— START —

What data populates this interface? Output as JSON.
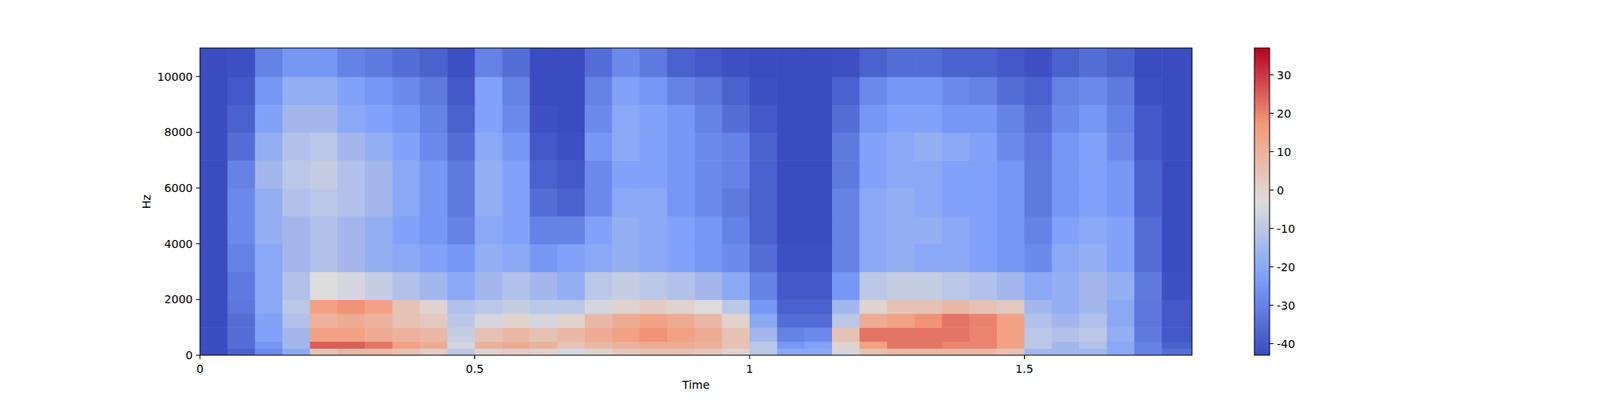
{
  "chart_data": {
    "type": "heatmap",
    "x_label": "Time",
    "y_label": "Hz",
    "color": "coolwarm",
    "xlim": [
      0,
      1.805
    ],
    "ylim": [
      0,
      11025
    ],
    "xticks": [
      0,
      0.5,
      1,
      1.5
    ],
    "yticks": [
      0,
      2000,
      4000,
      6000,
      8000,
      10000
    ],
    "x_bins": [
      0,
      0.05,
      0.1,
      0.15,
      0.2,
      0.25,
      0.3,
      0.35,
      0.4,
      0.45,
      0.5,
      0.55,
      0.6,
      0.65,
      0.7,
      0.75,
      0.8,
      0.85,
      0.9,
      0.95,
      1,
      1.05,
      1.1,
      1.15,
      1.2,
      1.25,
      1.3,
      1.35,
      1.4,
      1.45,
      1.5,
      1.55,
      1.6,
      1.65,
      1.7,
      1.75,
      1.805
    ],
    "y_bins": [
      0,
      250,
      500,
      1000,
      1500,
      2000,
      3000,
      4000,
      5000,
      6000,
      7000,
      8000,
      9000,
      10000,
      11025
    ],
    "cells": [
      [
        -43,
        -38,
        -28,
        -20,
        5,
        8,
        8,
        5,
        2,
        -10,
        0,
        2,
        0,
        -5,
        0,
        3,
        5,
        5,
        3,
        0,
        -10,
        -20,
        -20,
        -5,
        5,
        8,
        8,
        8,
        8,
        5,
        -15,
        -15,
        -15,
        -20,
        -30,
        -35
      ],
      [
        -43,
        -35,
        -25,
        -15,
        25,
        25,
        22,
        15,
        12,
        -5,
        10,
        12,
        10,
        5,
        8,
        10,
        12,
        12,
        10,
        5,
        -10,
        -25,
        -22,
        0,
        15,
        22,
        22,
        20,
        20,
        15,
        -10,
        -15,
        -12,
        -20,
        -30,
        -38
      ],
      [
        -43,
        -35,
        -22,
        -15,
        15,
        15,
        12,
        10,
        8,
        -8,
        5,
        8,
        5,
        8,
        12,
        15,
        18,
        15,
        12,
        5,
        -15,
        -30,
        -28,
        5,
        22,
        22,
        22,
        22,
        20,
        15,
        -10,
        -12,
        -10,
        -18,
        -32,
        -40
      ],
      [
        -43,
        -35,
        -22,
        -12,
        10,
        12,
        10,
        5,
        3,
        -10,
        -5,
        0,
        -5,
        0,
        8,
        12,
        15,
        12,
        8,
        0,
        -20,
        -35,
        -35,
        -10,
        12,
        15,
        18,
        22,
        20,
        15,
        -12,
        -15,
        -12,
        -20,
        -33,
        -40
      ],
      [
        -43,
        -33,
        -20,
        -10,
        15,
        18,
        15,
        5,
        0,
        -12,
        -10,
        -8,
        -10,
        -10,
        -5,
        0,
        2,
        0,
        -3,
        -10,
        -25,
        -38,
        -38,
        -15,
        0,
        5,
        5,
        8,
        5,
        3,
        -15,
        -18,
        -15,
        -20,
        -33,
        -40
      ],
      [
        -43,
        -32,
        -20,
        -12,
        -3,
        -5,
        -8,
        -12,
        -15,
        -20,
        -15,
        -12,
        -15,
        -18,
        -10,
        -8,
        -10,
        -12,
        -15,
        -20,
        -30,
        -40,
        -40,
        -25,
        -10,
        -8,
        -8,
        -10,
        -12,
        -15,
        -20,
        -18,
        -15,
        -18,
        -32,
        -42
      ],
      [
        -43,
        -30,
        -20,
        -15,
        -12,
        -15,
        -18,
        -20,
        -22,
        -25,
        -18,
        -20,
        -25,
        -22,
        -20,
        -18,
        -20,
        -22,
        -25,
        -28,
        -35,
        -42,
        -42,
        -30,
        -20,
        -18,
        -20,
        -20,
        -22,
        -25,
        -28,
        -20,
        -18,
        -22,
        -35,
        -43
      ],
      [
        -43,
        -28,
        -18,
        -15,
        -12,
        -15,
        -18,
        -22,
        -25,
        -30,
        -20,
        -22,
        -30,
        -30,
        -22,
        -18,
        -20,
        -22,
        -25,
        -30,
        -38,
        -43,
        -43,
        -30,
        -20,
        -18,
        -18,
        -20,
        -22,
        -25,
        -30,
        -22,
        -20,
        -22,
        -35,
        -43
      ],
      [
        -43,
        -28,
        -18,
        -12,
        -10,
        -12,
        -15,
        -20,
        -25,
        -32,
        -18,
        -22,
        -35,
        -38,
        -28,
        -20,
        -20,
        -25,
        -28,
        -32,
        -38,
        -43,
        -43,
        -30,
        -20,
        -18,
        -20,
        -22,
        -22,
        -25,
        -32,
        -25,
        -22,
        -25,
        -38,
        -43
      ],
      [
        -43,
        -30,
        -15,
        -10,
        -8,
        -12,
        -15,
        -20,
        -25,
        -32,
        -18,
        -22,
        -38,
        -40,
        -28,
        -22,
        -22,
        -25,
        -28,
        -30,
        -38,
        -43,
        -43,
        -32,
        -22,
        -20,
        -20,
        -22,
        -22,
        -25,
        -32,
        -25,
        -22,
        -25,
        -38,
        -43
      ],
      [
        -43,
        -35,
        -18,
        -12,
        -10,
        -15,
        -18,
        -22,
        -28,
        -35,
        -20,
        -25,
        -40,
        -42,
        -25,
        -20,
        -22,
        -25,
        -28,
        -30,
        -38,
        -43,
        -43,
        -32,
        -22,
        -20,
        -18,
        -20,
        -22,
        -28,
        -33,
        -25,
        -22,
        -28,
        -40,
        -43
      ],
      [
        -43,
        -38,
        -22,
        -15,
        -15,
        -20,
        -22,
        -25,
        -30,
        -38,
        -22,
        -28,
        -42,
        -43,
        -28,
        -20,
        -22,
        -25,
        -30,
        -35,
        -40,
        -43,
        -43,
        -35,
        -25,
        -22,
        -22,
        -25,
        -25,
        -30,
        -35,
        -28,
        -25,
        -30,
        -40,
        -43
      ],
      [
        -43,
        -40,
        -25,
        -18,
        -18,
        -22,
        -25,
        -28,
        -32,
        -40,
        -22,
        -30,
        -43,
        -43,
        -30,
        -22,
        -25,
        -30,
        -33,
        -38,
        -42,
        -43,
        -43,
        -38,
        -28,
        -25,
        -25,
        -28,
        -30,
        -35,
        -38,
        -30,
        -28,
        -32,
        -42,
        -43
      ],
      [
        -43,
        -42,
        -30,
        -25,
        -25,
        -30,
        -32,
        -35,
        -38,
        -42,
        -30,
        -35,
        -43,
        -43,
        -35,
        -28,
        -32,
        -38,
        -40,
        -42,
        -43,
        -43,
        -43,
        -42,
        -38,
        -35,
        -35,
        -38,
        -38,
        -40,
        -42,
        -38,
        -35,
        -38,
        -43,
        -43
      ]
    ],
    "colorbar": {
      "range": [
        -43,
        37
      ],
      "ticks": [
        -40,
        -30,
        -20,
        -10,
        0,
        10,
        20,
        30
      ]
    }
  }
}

— END —
— START —

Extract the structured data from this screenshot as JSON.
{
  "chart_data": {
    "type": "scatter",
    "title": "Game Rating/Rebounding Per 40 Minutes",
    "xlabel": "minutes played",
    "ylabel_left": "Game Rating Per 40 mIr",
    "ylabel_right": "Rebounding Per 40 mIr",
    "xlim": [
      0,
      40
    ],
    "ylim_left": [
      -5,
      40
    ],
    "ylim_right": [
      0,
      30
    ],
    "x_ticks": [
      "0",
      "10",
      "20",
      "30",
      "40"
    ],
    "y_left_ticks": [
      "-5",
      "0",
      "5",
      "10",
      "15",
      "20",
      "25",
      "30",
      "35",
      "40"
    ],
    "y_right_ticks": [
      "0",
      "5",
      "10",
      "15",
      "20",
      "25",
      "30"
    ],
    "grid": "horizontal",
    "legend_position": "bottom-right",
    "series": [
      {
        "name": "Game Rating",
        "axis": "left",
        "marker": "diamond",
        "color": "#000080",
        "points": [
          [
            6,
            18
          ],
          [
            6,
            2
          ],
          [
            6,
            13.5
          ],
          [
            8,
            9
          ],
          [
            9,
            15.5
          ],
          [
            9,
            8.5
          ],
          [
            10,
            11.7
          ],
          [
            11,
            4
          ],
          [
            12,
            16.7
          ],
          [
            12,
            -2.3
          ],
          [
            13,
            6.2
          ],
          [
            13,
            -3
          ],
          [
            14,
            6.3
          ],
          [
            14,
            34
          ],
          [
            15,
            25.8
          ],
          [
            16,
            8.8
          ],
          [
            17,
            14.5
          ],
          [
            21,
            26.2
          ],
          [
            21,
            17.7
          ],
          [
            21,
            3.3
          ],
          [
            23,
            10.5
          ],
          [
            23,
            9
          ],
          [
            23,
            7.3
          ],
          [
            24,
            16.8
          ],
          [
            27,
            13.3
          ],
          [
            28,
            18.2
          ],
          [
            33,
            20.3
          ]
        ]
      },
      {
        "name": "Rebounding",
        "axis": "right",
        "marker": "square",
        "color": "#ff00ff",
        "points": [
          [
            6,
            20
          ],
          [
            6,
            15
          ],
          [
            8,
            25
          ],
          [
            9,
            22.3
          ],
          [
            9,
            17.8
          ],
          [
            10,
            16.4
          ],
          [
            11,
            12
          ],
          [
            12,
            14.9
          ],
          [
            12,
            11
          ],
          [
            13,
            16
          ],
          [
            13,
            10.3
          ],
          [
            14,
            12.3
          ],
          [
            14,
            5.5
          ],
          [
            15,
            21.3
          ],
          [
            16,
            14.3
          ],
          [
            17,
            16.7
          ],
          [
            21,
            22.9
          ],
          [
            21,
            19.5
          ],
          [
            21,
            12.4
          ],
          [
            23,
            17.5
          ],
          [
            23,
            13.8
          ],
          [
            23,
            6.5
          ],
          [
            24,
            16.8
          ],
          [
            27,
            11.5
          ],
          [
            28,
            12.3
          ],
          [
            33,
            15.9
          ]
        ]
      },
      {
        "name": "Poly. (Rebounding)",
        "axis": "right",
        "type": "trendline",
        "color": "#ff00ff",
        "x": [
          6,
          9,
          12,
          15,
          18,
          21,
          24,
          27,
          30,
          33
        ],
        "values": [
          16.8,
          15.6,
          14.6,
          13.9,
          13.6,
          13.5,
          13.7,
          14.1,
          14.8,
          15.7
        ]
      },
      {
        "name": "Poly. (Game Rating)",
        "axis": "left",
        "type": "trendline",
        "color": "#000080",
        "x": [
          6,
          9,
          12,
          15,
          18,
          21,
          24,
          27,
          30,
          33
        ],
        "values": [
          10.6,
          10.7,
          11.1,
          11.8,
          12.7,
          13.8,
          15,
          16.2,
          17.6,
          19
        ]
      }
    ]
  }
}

— END —

◆ Exercise directions
Go through the material line by line. Show each line that contains the string "this".

◆ Solution to the problem
What data populates this interface? Output as JSON.
Extract the structured data from this screenshot as JSON.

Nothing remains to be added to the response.